--- WHAT IS REQUIRED ---
List each line of the data that holds the word "Penalty".
★ ★ ★ ★
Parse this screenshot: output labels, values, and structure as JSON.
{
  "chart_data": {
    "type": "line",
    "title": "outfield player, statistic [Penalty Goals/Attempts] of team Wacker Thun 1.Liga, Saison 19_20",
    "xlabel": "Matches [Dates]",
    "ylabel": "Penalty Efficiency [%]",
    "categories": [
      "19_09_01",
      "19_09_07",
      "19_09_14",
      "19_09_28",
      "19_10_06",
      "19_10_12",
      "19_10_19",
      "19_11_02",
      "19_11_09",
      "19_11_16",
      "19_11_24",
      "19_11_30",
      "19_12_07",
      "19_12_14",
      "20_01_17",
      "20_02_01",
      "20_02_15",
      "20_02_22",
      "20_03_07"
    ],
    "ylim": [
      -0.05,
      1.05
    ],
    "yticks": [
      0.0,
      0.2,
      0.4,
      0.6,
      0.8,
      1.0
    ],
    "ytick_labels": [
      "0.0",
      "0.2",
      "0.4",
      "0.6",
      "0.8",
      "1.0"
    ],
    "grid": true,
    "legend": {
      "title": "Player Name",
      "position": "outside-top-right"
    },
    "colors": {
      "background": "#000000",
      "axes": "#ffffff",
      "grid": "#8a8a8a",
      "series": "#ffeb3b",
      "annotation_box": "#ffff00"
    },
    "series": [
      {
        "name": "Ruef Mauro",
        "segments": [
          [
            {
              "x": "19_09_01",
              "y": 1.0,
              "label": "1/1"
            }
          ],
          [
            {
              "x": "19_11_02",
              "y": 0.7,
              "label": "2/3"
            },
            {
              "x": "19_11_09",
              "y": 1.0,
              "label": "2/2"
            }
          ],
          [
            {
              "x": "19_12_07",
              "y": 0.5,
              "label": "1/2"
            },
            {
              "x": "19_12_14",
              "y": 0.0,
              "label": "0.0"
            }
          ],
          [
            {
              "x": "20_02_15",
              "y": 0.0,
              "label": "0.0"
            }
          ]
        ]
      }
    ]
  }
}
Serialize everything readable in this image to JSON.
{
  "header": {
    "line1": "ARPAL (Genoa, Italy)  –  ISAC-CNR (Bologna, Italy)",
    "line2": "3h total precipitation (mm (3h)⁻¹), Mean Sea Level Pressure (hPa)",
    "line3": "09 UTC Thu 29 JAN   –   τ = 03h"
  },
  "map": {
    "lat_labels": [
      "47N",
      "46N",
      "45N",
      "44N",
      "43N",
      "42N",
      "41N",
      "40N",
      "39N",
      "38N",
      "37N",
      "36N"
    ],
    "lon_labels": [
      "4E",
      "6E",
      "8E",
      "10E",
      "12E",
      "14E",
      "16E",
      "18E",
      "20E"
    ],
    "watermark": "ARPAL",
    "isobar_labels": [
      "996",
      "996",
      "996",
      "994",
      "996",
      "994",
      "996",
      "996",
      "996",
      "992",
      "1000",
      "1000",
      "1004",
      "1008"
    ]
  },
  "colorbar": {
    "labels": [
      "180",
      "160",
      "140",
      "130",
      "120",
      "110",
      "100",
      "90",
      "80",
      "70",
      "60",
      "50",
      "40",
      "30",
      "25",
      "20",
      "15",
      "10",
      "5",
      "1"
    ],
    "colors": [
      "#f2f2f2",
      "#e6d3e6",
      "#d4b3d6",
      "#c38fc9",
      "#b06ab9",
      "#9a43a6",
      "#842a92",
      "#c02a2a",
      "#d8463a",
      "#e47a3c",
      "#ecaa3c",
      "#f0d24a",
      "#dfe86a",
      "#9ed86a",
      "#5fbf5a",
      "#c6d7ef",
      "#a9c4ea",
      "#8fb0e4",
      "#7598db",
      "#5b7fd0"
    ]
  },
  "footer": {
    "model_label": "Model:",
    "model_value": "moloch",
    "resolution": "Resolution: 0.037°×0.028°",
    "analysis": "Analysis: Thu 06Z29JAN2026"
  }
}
★ ★ ★ ★
--- RESULT ---
    "title": "outfield player, statistic [Penalty Goals/Attempts] of team Wacker Thun 1.Liga, Saison 19_20",
    "ylabel": "Penalty Efficiency [%]",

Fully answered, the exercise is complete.